PROBLEM – Search the records that follow and extract every line containing the string "text".

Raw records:
____________

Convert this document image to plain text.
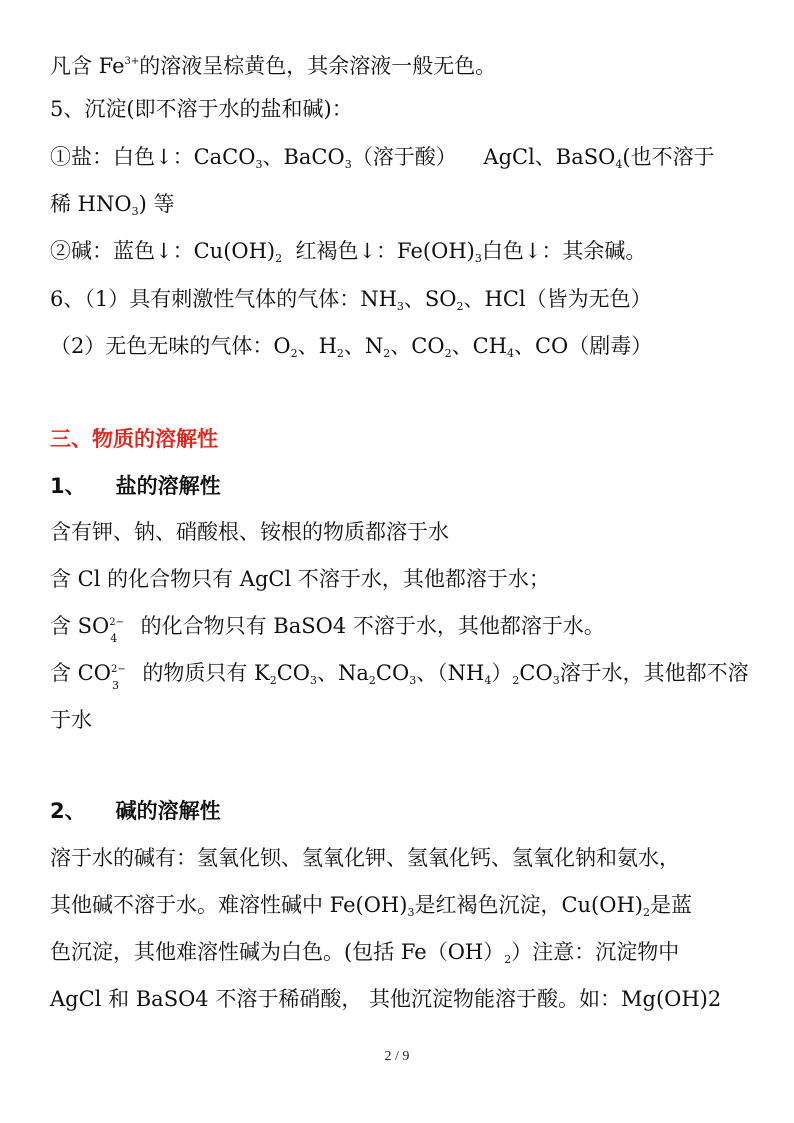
凡含 $Fe^{3+}$的溶液呈棕黄色，其余溶液一般无色。
5、沉淀(即不溶于水的盐和碱)：
①盐：白色↓：CaCO$_3$、BaCO$_3$（溶于酸）    AgCl、BaSO$_4$(也不溶于
稀 $HNO_3$) 等
②碱：蓝色↓：$Cu(OH)_2$  红褐色↓：$Fe(OH)_3$白色↓：其余碱。
6、（1）具有刺激性气体的气体：$NH_3$、$SO_2$、HCl（皆为无色）
（2）无色无味的气体：$O_2$、$H_2$、$N_2$、$CO_2$、$CH_4$、CO（剧毒）
三、物质的溶解性
1、 盐的溶解性
含有钾、钠、硝酸根、铵根的物质都溶于水
含 Cl 的化合物只有 AgCl 不溶于水，其他都溶于水；
含 SO 2−
4
的化合物只有 BaSO4 不溶于水，其他都溶于水。
含 CO 2−
3
的物质只有 $K_2CO_3$、$Na_2CO_3$、$(NH_4)_2CO_3$溶于水，其他都不溶
于水
2、 碱的溶解性
溶于水的碱有：氢氧化钡、氢氧化钾、氢氧化钙、氢氧化钠和氨水，
其他碱不溶于水。难溶性碱中 $Fe(OH)_3$是红褐色沉淀，$Cu(OH)_2$是蓝
色沉淀，其他难溶性碱为白色。(包括 $Fe(OH)_2$）注意：沉淀物中
AgCl 和 BaSO4 不溶于稀硝酸， 其他沉淀物能溶于酸。如：Mg(OH)2
2 / 9
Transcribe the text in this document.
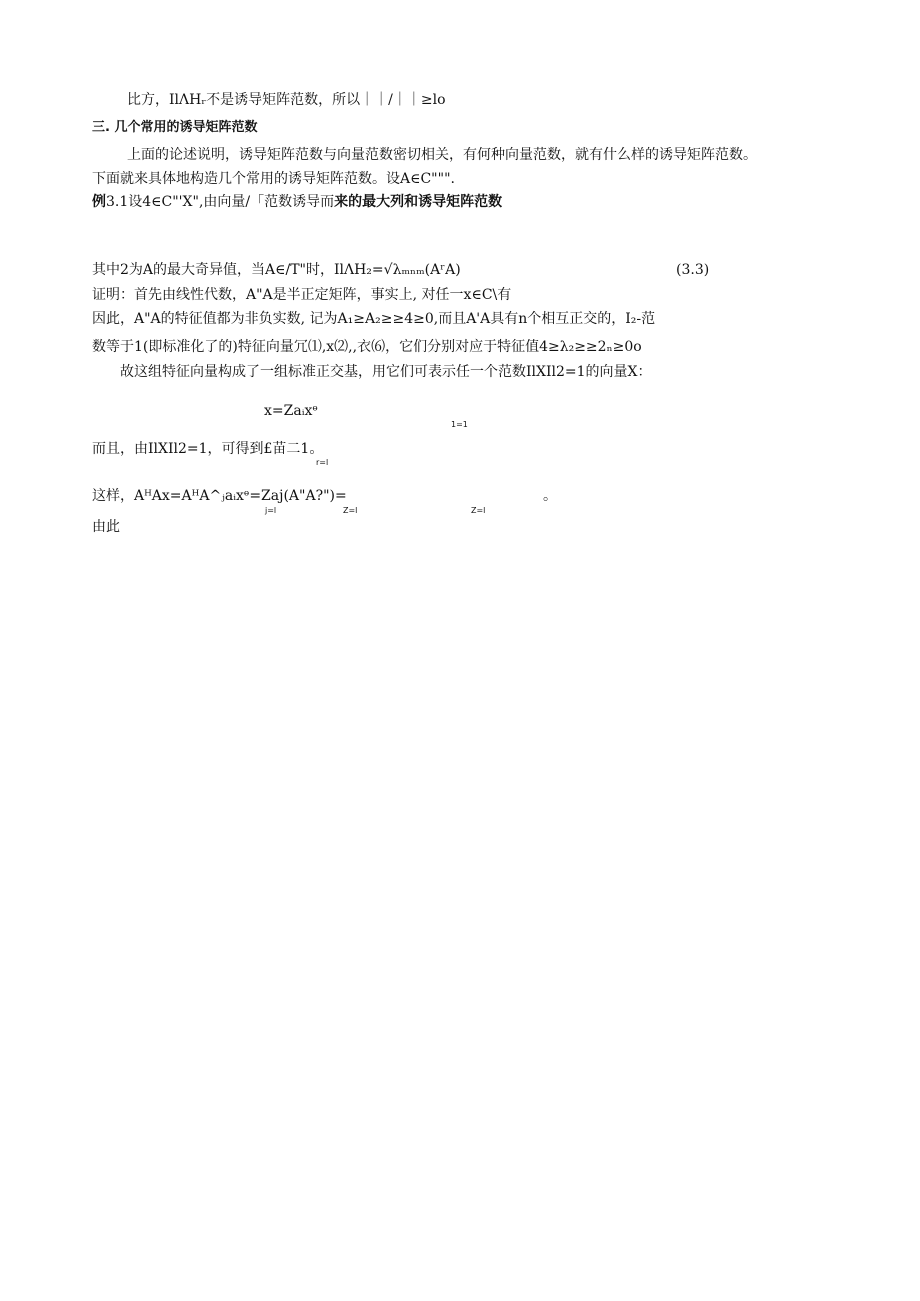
比方，IlΛHᵣ不是诱导矩阵范数，所以｜｜/｜｜≥lo
三. 几个常用的诱导矩阵范数
上面的论述说明，诱导矩阵范数与向量范数密切相关，有何种向量范数，就有什么样的诱导矩阵范数。
下面就来具体地构造几个常用的诱导矩阵范数。设A∈C""".
例3.1设4∈C"'X",由向量/「范数诱导而来的最大列和诱导矩阵范数
其中2为A的最大奇异值，当A∈/T"时，IlΛH₂=√λₘₙₘ(AʳA)	(3.3)
证明：首先由线性代数，A"A是半正定矩阵，事实上, 对任一x∈C\有
因此，A"A的特征值都为非负实数, 记为A₁≥A₂≥≥4≥0,而且A'A具有n个相互正交的，I₂-范
数等于1(即标准化了的)特征向量冗⑴,x⑵,,衣⑹，它们分别对应于特征值4≥λ₂≥≥2ₙ≥0o
故这组特征向量构成了一组标准正交基，用它们可表示任一个范数IlXIl2=1的向量X：
x=Zaᵢxᶱ
1=1
而且，由IlXIl2=1，可得到£苗二1。
r=l
这样，AᴴAx=AᴴA^ⱼaᵢxᶱ=Zaj(A"A?")=	。
j=l	Z=l	Z=l
由此
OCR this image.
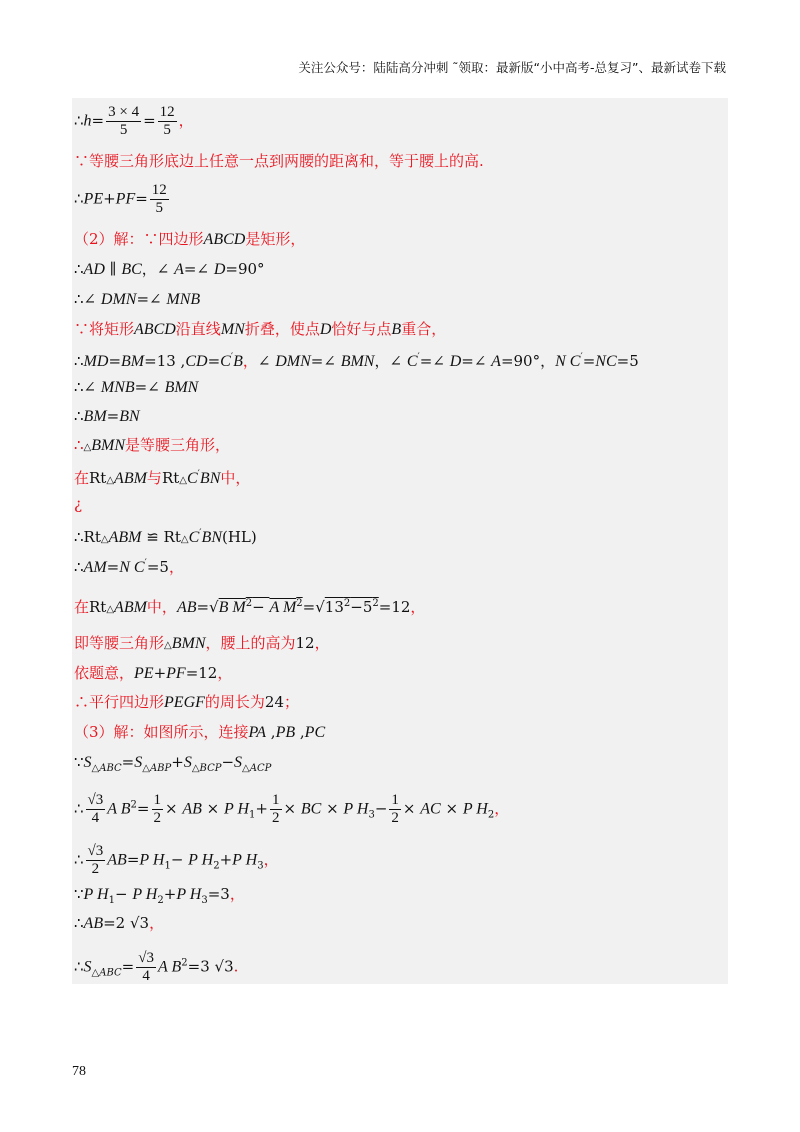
关注公众号：陆陆高分冲刺 ˜领取：最新版“小中高考-总复习”、最新试卷下载
∴h= $\frac{3 \times 4}{5} = \frac{12}{5}$ ，
∵等腰三角形底边上任意一点到两腰的距离和，等于腰上的高.
∴PE+PF= $\frac{12}{5}$
（2）解：∵四边形ABCD是矩形，
∴AD ∥ BC，∠ A=∠ D=90°
∴∠ DMN=∠ MNB
∵将矩形ABCD沿直线MN折叠，使点D恰好与点B重合，
∴MD=BM=13 ,CD=C′B，∠ DMN=∠ BMN，∠ C′=∠ D=∠ A=90°，N C′=NC=5
∴∠ MNB=∠ BMN
∴BM=BN
∴△BMN是等腰三角形，
在Rt△ABM与Rt△C′BN中，
¿
∴Rt△ABM ≌ Rt△C′BN(HL)
∴AM=N C′=5，
在Rt△ABM中，AB=√B $M^2- A$ $M^2=√13^2-5^2=12$，
即等腰三角形△BMN，腰上的高为12，
依题意，PE+PF=12，
∴平行四边形PEGF的周长为24；
（3）解：如图所示，连接PA ,PB ,PC
$\because S_{\triangle ABC}=S_{\triangle ABP}+S_{\triangle BCP}-S_{\triangle ACP}$
∴ $\frac{√3}{4}$ A $B^2= \frac{1}{2}$ × AB × P $H_1+ \frac{1}{2}$ × BC × P $H_3- \frac{1}{2}$ × AC × P $H_2$，
∴ $\frac{√3}{2} AB=P$ $H_1- P$ $H_2+P$ $H_3$，
∵P $H_1- P$ $H_2+P$ $H_3=3$，
∴AB=2 √3，
$\therefore S_{\triangle ABC}= \frac{√3}{4}$ A $B^2=3$ √3.
78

____________

CORRECT ANSWER –
Convert this document image to plain text.
Transcribe the text in this document.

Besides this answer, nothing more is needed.